__Ausgangstext__.
Herr Berge, der Mittelstand sucht verzweifelt nach Mitarbeitern. Wie muss man im heutigen Arbeitsmarkt um Menschen werben?
Um sich in der Ansprache abzuheben, braucht es vor allem Kreativität, denn es gibt nach wie vor - gerade im Mittelstand – sehr viel Mittelmaß. In der bildlichen Ansprache wird fast ausschließlich mit Stereotypen gearbeitet.
Männer sitzen am Computer oder stehen in einer Maschinenhalle – eingehüllt in bläuliches Licht. Das wirkt ganz schön altbacken – und vor allem ist es austauschbar.
Wie macht man's besser?
Am Anfang jeder Kampagne steht die Frage nach der Identität des Unternehmens. Seine Kultur und Werte müssen herausgearbeitet und auch spürbar werden, denn: eine attraktive Marke ist immer auch eine attraktive Arbeitgebermarke. Eine Kampagne sollte deshalb in erster Linie die Frage beantworten: Wie heben wir uns mit unserem Angebot vom Wettbewerber ab?
Wie wichtig sind Kriterien wie Image und Haltung? Tragen sie dazu bei, die Attraktivität als Arbeitgebermarke gerade bei der Generation Z zu stärken?
Das Image ist sehr wichtig. Vor allem in den stark umworbenen Jobs können Unternehmen damit punkten, denn gerade der Nachwuchs stellt sich heute die Frage nach der Sinnhaftigkeit seiner Arbeit. Ein Hersteller aus der Windenergiebranche, der für saubere Energie steht und die Mission verfolgt, die Welt irgendwann CO2-frei zu machen, sollte das so kommunizieren.
Auch Haltung ist wichtig. Aber Vorsicht: Bewerber merken schnell, ob diese Haltung nur nach vorne gespielt wird, weil sie gesellschaftspolitisch erwünscht ist.
Aktuell wird das Thema New Work im Personalmarketing stark herausgestellt. Zu Recht?
Für mich ist das eher ein Hygienefaktor. Möglichkeiten zur internen und externen Weiterbildung, flexible Arbeitszeiten wie eine 4-Tage-Woche, Auslandsaufenthalte in Tochterunternehmen oder einfach flachere Hierarchien - das alles wird von Bewerbern heute erwartet und sollte Standard sein.
Auf welchen Kanälen müssen Unternehmen fürs Recruiting unterwegs sein?
Grundsätzlich auf den Kanälen, die die anderen auch belegen. Das ist zwar wenig phantasievoll, sorgt aber für das nötige Grundrauschen. Das sind neben den Online-Stellenbörsen und Business-Netzwerken auch Arbeitnehmer-Communities wie Kununu.
Leider achten vor allem KMUs wenig auf ihren Auftritt dort. Aber schlechte Bewertungen können durchaus das Zünglein an der Waage sein. Wenn dort viele negative Anmerkungen stehen, kann das schnell zum K.O.-Faktor werden.
Unternehmen wie Volkswagen oder BMW haben immer noch genügend Zulauf, aber wie steht es um einen Hidden Champion mit Standortnachteil? Mit welchen Aktionen kann der sich nach vorne spielen?

__Zu erledigende Aufgaben__.
a: Welche Arbeitnehmer-Community nennt das Interview zur Mitarbeitergewinnung im Mittelstand als Recruiting-Kanal?
b: Fasse das Interview zur Mitarbeitergewinnung im Mittelstand in zwei Sätzen zusammen.
c: Schreibe das Interview zur Mitarbeitergewinnung im Mittelstand weiter, indem du die letzte Frage beantwortest.

__Extrahiertes Material__.
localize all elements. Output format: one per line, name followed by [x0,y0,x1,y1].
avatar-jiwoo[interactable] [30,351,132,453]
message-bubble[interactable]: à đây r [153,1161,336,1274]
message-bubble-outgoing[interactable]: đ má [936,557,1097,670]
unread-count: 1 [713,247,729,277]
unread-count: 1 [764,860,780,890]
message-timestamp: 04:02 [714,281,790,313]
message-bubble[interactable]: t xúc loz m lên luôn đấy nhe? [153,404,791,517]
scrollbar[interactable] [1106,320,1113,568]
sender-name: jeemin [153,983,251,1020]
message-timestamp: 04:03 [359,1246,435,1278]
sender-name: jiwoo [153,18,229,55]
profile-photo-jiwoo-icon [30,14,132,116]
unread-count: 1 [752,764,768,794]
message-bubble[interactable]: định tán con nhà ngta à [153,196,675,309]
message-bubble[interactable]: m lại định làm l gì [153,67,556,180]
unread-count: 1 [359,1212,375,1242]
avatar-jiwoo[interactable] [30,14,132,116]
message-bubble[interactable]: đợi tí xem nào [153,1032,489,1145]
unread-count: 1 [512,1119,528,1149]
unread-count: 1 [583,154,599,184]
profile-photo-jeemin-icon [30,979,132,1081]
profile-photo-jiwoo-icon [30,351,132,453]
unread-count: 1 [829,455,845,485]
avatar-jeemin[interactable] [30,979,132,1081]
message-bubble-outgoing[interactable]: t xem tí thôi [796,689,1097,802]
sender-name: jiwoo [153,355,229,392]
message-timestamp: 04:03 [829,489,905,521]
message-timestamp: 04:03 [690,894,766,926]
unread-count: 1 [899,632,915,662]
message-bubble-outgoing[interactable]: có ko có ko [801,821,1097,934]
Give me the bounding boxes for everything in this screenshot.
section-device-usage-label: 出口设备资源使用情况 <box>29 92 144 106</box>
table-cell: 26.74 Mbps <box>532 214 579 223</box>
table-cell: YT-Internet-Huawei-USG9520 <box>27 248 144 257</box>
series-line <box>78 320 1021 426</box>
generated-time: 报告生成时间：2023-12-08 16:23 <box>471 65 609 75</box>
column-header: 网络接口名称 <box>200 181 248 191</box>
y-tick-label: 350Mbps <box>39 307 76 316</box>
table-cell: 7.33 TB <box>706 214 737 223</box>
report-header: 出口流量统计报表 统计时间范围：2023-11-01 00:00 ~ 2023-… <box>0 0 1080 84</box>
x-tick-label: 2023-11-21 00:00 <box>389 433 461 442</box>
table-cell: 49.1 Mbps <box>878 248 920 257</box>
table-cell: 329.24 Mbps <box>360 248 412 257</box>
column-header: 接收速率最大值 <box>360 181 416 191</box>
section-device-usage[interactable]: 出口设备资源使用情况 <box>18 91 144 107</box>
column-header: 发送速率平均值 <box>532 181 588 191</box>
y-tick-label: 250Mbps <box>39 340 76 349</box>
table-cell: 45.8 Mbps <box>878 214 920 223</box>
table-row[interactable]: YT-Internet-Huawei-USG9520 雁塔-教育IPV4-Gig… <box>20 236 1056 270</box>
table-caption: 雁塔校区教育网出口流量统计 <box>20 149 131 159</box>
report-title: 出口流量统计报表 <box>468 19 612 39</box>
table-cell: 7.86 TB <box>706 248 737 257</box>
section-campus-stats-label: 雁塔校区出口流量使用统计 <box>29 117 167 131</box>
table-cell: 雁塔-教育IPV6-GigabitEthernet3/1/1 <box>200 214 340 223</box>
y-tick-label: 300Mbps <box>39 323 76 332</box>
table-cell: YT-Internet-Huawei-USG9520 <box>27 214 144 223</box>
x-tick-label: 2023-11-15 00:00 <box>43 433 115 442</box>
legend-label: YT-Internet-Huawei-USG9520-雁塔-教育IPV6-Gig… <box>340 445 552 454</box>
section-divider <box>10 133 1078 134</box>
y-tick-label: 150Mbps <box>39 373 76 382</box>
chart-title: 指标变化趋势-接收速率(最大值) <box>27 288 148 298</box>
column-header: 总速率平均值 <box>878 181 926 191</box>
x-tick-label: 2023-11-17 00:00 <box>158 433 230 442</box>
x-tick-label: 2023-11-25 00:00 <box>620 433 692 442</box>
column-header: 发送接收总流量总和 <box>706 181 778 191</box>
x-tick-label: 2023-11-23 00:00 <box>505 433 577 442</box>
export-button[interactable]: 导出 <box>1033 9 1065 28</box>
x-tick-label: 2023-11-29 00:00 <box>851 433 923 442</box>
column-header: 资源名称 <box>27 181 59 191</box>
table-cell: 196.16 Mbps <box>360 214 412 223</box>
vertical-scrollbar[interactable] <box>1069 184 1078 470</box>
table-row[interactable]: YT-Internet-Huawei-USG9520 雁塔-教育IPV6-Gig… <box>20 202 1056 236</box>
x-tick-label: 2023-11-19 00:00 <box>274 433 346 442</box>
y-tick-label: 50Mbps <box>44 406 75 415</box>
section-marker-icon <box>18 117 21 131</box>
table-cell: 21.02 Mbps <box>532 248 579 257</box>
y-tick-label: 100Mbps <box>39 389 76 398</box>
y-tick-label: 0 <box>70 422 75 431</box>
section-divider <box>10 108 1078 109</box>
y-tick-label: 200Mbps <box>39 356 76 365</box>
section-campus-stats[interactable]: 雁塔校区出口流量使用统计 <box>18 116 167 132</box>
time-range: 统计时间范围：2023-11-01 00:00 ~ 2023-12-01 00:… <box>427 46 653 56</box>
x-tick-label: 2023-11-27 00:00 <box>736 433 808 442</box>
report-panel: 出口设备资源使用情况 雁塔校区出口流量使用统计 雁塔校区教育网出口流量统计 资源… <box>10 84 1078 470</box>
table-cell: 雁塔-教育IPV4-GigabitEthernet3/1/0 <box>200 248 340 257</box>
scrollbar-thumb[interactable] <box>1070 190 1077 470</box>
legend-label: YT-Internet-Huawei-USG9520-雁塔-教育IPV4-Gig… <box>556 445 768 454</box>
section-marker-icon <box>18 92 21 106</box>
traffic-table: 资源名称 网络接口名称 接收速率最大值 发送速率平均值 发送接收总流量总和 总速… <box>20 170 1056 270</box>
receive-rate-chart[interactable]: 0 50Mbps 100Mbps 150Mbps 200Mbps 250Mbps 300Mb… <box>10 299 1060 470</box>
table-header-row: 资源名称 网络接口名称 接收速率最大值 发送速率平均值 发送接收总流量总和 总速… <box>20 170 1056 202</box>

__Erwartete Antworten__.
a: Kununu.

b: Viele Mittelständler arbeiten in der Mitarbeiteransprache mit austauschbaren Stereotypen, während eine gute Kampagne von der Identität, der Kultur und den Werten des Unternehmens ausgeht und zeigt, wie es sich vom Wettbewerber abhebt. Image und glaubwürdige Haltung zählen besonders beim Nachwuchs, New-Work-Angebote gelten als erwarteter Standard, und neben Online-Stellenbörsen und Business-Netzwerken sollten Unternehmen auch ihren Auftritt auf Arbeitnehmer-Communities wie Kununu beachten.

c:
Wer auf einer Karrieremesse neben Bosch oder Siemens glänzen will, braucht vor allem einen knackigen Auftritt. Das gelingt zum einen mit Personalmarketing-Kampagnen, die plakativer, überraschender und lauter sind, als die der Konkurrenz – unsere Arbeit für das Unternehmen Alten ist da ein schönes Beispiel.
Außerdem lohnt grundsätzlich auch ein Blick in die Produktkommunikation. Wenn die blass und austauschbar ist, sollte auch sie angepasst werden. Das Gesamtbild muss stimmig sein. Denn was hilft der knackige Messeauftritt, wenn der Bewerber auf der Karriereseite feststellt, dass diese in den 90er Jahren stehengeblieben ist?
Apropos Karrieremesse. Wie kann der Hidden Champion dort punkten?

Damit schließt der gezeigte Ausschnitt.